Extracted records
────────────────────

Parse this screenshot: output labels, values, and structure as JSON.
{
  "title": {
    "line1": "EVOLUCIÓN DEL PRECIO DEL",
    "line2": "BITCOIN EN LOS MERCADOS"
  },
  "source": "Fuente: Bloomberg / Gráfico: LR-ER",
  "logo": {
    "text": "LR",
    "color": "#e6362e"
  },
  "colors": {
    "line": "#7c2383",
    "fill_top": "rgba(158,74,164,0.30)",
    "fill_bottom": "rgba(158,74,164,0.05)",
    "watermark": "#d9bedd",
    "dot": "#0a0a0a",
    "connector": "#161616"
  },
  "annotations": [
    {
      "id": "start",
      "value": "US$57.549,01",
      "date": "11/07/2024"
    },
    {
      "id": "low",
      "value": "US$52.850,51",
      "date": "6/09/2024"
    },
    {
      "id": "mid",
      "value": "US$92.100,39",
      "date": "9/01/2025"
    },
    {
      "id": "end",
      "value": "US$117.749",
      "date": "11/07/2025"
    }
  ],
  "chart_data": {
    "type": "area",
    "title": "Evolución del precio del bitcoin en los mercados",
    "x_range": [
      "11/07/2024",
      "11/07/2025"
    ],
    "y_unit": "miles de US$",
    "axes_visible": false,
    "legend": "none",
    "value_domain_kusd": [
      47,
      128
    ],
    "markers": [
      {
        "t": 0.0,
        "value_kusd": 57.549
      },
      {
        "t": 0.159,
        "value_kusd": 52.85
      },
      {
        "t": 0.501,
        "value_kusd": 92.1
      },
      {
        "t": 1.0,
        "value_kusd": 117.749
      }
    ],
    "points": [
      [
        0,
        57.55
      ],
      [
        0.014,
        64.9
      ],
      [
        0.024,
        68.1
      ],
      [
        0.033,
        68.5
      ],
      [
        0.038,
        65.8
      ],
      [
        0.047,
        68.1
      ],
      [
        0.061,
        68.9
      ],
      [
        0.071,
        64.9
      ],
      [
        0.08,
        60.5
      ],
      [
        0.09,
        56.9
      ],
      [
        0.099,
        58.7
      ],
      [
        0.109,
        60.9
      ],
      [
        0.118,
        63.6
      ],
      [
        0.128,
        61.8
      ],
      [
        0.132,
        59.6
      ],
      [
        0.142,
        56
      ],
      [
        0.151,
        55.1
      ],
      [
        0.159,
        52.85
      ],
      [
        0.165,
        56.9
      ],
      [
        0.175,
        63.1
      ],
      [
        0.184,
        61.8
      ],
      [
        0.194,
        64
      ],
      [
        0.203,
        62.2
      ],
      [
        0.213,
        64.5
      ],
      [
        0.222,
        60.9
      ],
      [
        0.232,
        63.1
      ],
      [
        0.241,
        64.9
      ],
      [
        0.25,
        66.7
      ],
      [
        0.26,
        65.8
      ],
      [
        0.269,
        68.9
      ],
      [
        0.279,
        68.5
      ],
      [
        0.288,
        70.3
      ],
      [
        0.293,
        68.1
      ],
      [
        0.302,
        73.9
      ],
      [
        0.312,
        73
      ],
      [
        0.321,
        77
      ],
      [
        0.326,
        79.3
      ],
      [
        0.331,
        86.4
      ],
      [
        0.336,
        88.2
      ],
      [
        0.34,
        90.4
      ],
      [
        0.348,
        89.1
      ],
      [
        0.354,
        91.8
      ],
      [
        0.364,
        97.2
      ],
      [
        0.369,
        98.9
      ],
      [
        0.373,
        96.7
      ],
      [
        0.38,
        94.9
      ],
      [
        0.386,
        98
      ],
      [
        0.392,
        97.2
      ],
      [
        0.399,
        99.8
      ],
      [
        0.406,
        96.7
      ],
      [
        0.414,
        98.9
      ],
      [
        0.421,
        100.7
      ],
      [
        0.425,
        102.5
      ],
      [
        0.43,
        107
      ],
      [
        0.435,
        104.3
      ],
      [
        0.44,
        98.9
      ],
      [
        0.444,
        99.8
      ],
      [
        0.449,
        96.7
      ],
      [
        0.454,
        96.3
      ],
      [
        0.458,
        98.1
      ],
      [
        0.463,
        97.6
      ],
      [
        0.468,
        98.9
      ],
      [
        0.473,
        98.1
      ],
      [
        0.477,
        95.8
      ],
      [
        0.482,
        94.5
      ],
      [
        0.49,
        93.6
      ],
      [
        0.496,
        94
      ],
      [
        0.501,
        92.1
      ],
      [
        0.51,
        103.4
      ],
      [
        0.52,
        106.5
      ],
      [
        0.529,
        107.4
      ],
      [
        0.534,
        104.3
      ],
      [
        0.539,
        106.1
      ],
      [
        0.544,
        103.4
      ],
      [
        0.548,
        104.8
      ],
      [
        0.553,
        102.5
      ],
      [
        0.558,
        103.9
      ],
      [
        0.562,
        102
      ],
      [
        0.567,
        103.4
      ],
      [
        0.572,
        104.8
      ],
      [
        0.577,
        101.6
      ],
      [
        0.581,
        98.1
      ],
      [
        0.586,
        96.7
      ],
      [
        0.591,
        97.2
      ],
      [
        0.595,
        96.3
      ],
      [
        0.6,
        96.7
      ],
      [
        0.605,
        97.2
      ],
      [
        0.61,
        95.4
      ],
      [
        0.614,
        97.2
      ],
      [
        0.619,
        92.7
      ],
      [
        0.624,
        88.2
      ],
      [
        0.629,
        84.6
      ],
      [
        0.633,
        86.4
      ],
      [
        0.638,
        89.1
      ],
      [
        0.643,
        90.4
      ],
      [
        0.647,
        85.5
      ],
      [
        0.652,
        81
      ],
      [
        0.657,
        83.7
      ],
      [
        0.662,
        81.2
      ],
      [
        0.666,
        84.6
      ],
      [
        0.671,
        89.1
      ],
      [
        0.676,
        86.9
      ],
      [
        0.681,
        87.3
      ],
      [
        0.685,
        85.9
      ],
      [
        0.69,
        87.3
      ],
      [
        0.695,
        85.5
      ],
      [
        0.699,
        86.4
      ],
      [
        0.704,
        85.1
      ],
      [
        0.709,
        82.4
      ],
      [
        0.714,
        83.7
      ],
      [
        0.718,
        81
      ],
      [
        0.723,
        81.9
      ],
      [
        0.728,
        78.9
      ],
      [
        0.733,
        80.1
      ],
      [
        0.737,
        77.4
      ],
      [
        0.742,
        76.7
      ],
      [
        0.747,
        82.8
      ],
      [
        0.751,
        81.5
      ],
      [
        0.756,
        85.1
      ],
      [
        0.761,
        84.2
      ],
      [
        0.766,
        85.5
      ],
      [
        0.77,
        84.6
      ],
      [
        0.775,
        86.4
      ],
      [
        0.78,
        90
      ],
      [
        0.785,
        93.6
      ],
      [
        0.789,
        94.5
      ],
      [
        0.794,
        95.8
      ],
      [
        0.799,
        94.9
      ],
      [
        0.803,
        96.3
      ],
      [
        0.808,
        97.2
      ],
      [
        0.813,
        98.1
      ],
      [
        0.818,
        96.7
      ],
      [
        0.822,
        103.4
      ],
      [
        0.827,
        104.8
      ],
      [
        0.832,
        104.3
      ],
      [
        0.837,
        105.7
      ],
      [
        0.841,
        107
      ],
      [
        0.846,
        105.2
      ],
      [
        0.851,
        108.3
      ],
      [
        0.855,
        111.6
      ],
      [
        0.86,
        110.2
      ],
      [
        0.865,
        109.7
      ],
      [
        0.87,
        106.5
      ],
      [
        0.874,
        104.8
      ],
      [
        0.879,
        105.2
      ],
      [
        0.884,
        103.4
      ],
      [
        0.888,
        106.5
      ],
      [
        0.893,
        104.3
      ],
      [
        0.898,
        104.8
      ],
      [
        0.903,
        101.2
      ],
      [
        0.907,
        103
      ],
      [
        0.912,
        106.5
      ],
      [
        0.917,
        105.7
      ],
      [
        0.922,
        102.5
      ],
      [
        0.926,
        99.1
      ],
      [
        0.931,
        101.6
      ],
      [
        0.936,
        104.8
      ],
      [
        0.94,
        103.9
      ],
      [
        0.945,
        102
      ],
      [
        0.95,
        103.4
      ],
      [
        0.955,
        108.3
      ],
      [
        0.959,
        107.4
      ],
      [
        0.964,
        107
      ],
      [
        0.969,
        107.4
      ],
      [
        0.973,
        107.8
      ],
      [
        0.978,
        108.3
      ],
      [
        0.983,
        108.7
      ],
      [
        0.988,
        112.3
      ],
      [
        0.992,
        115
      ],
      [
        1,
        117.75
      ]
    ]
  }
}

────────────────────

● **Exercise prompt**: Search the entries for the word "rgba" and copy every line that has it.

● **Full output**:
    "fill_top": "rgba(158,74,164,0.30)",
    "fill_bottom": "rgba(158,74,164,0.05)",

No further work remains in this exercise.